■ Work instructions ■
Search the records for the word "about" and report each line that has it.

[Saved entries]
----

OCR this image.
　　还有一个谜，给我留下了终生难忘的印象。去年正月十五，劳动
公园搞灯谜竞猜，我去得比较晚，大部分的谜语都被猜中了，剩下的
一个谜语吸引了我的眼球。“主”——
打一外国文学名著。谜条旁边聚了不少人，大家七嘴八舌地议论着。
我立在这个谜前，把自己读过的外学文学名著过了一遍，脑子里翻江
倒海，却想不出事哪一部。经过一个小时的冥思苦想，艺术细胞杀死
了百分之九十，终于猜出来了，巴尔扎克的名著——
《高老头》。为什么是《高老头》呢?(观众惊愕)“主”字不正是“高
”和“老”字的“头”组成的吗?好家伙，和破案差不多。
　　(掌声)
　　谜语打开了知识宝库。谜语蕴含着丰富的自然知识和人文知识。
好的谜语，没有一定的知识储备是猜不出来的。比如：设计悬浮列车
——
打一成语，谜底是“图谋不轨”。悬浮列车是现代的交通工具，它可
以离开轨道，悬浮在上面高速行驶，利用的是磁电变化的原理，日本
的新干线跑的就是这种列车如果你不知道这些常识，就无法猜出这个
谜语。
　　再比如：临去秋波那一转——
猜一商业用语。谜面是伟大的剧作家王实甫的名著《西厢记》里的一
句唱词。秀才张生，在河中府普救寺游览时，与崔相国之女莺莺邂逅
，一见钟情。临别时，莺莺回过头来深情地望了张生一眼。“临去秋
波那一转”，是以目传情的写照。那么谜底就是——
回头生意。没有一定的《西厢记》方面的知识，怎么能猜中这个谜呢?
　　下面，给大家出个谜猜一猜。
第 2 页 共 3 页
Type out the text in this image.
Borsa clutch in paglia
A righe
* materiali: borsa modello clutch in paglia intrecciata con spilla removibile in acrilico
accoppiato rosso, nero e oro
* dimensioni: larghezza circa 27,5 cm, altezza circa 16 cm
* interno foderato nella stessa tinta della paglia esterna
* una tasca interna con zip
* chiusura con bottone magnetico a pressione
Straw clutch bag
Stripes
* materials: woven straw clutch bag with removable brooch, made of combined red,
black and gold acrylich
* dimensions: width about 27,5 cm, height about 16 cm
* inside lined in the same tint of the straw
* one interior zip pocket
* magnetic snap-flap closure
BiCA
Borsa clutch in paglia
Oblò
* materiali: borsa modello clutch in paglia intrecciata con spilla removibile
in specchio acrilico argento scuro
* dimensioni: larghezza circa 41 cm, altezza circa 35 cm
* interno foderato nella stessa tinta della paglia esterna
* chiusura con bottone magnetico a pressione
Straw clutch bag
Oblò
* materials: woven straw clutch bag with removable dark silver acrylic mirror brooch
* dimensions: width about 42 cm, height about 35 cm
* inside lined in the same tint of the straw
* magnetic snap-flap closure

----

■ Final answer ■
* dimensions: width about 27,5 cm, height about 16 cm
* dimensions: width about 42 cm, height about 35 cm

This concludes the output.